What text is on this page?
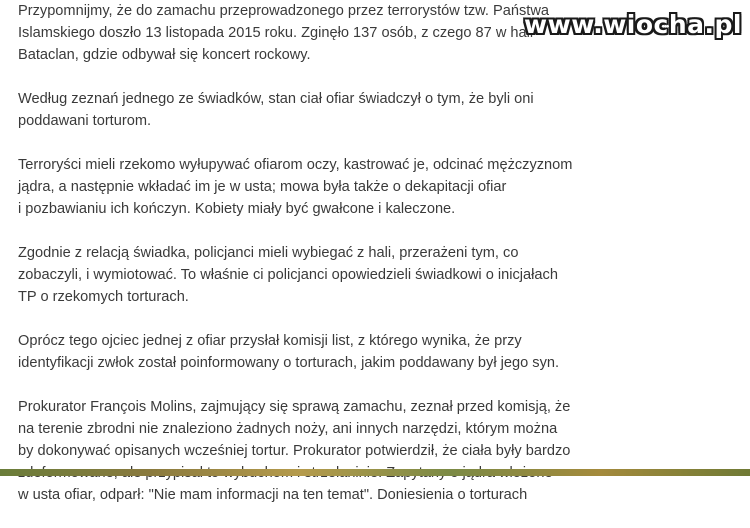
Przypomnijmy, że do zamachu przeprowadzonego przez terrorystów tzw. Państwa
Islamskiego doszło 13 listopada 2015 roku. Zginęło 137 osób, z czego 87 w hali
Bataclan, gdzie odbywał się koncert rockowy.

Według zeznań jednego ze świadków, stan ciał ofiar świadczył o tym, że byli oni
poddawani torturom.

Terroryści mieli rzekomo wyłupywać ofiarom oczy, kastrować je, odcinać mężczyznom
jądra, a następnie wkładać im je w usta; mowa była także o dekapitacji ofiar
i pozbawianiu ich kończyn. Kobiety miały być gwałcone i kaleczone.

Zgodnie z relacją świadka, policjanci mieli wybiegać z hali, przerażeni tym, co
zobaczyli, i wymiotować. To właśnie ci policjanci opowiedzieli świadkowi o inicjałach
TP o rzekomych torturach.

Oprócz tego ojciec jednej z ofiar przysłał komisji list, z którego wynika, że przy
identyfikacji zwłok został poinformowany o torturach, jakim poddawany był jego syn.

Prokurator François Molins, zajmujący się sprawą zamachu, zeznał przed komisją, że
na terenie zbrodni nie znaleziono żadnych noży, ani innych narzędzi, którym można
by dokonywać opisanych wcześniej tortur. Prokurator potwierdził, że ciała były bardzo
w usta ofiar, odparł: "Nie mam informacji na ten temat". Doniesienia o torturach

www.wiocha.pl
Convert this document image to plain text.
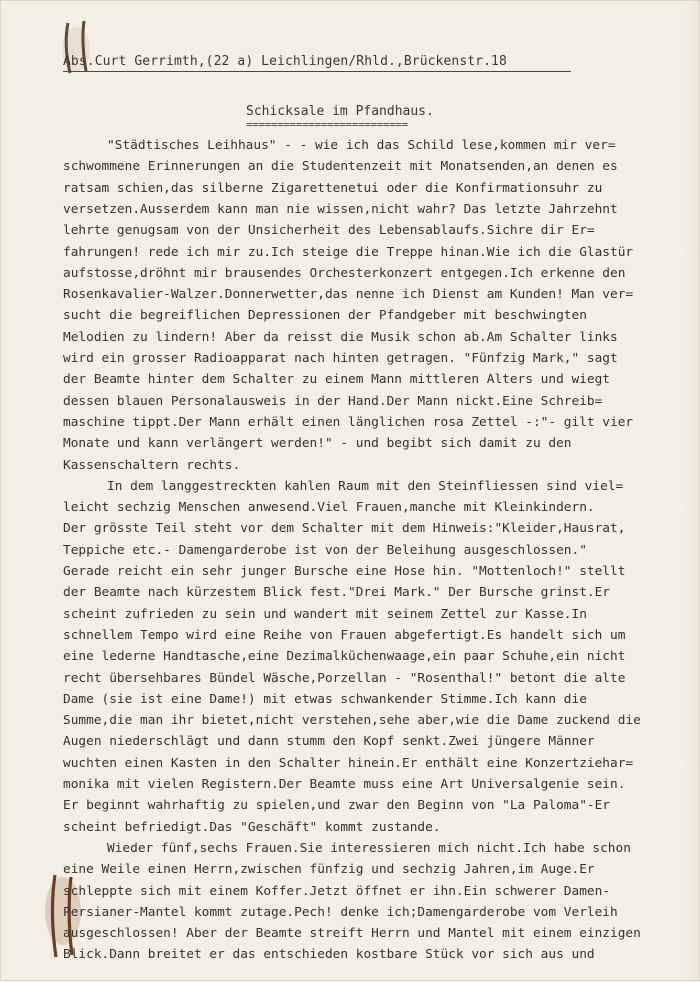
Abs.Curt Gerrimth,(22 a) Leichlingen/Rhld.,Brückenstr.18
Schicksale im Pfandhaus.
==========================
"Städtisches Leihhaus" - - wie ich das Schild lese,kommen mir ver=
schwommene Erinnerungen an die Studentenzeit mit Monatsenden,an denen es
ratsam schien,das silberne Zigarettenetui oder die Konfirmationsuhr zu
versetzen.Ausserdem kann man nie wissen,nicht wahr? Das letzte Jahrzehnt
lehrte genugsam von der Unsicherheit des Lebensablaufs.Sichre dir Er=
fahrungen! rede ich mir zu.Ich steige die Treppe hinan.Wie ich die Glastür
aufstosse,dröhnt mir brausendes Orchesterkonzert entgegen.Ich erkenne den
Rosenkavalier-Walzer.Donnerwetter,das nenne ich Dienst am Kunden! Man ver=
sucht die begreiflichen Depressionen der Pfandgeber mit beschwingten
Melodien zu lindern! Aber da reisst die Musik schon ab.Am Schalter links
wird ein grosser Radioapparat nach hinten getragen. "Fünfzig Mark," sagt
der Beamte hinter dem Schalter zu einem Mann mittleren Alters und wiegt
dessen blauen Personalausweis in der Hand.Der Mann nickt.Eine Schreib=
maschine tippt.Der Mann erhält einen länglichen rosa Zettel -:"- gilt vier
Monate und kann verlängert werden!" - und begibt sich damit zu den
Kassenschaltern rechts.
In dem langgestreckten kahlen Raum mit den Steinfliessen sind viel=
leicht sechzig Menschen anwesend.Viel Frauen,manche mit Kleinkindern.
Der grösste Teil steht vor dem Schalter mit dem Hinweis:"Kleider,Hausrat,
Teppiche etc.- Damengarderobe ist von der Beleihung ausgeschlossen."
Gerade reicht ein sehr junger Bursche eine Hose hin. "Mottenloch!" stellt
der Beamte nach kürzestem Blick fest."Drei Mark." Der Bursche grinst.Er
scheint zufrieden zu sein und wandert mit seinem Zettel zur Kasse.In
schnellem Tempo wird eine Reihe von Frauen abgefertigt.Es handelt sich um
eine lederne Handtasche,eine Dezimalküchenwaage,ein paar Schuhe,ein nicht
recht übersehbares Bündel Wäsche,Porzellan - "Rosenthal!" betont die alte
Dame (sie ist eine Dame!) mit etwas schwankender Stimme.Ich kann die
Summe,die man ihr bietet,nicht verstehen,sehe aber,wie die Dame zuckend die
Augen niederschlägt und dann stumm den Kopf senkt.Zwei jüngere Männer
wuchten einen Kasten in den Schalter hinein.Er enthält eine Konzertziehar=
monika mit vielen Registern.Der Beamte muss eine Art Universalgenie sein.
Er beginnt wahrhaftig zu spielen,und zwar den Beginn von "La Paloma"-Er
scheint befriedigt.Das "Geschäft" kommt zustande.
Wieder fünf,sechs Frauen.Sie interessieren mich nicht.Ich habe schon
eine Weile einen Herrn,zwischen fünfzig und sechzig Jahren,im Auge.Er
schleppte sich mit einem Koffer.Jetzt öffnet er ihn.Ein schwerer Damen-
Persianer-Mantel kommt zutage.Pech! denke ich;Damengarderobe vom Verleih
ausgeschlossen! Aber der Beamte streift Herrn und Mantel mit einem einzigen
Blick.Dann breitet er das entschieden kostbare Stück vor sich aus und
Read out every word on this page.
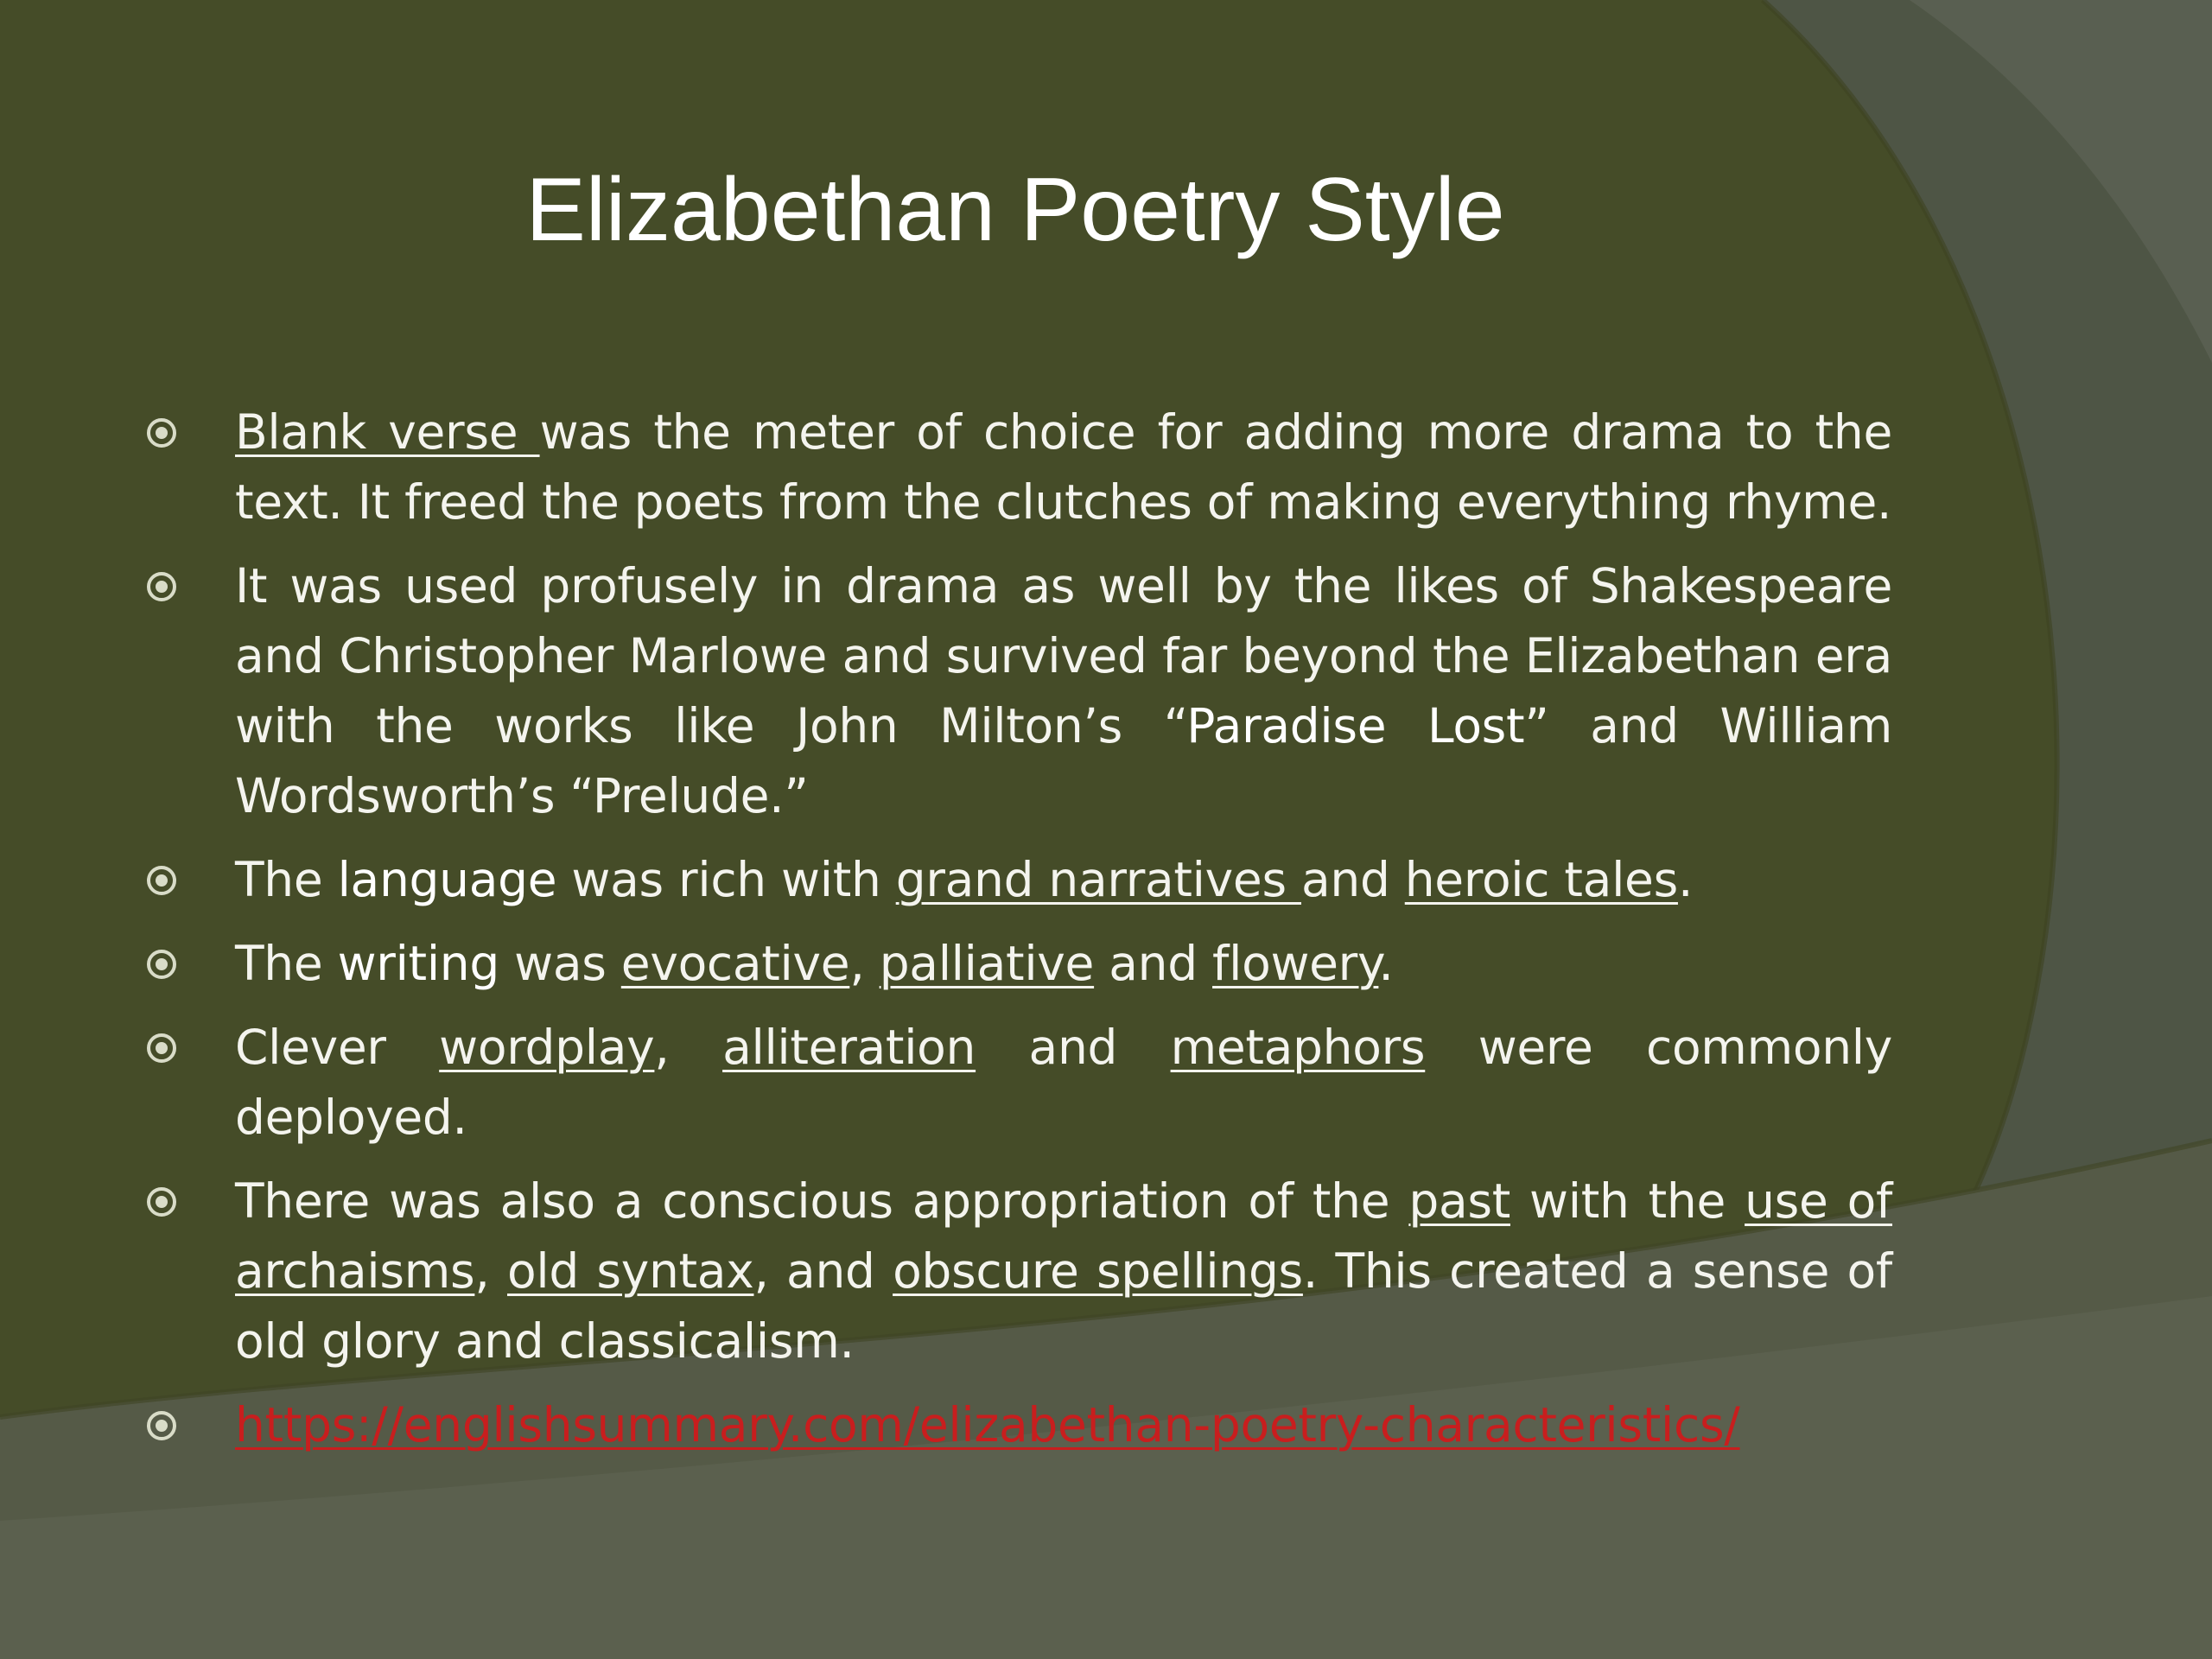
Elizabethan Poetry Style
Blank verse was the meter of choice for adding more drama to the text. It freed the poets from the clutches of making everything rhyme.
It was used profusely in drama as well by the likes of Shakespeare and Christopher Marlowe and survived far beyond the Elizabethan era with the works like John Milton’s “Paradise Lost” and William Wordsworth’s “Prelude.”
The language was rich with grand narratives and heroic tales.
The writing was evocative, palliative and flowery.
Clever wordplay, alliteration and metaphors were commonly deployed.
There was also a conscious appropriation of the past with the use of archaisms, old syntax, and obscure spellings. This created a sense of old glory and classicalism.
https://englishsummary.com/elizabethan-poetry-characteristics/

▸ Written task
Of the lines in the material above, state how many contain the string "page"; give no other text.

▸ In response
2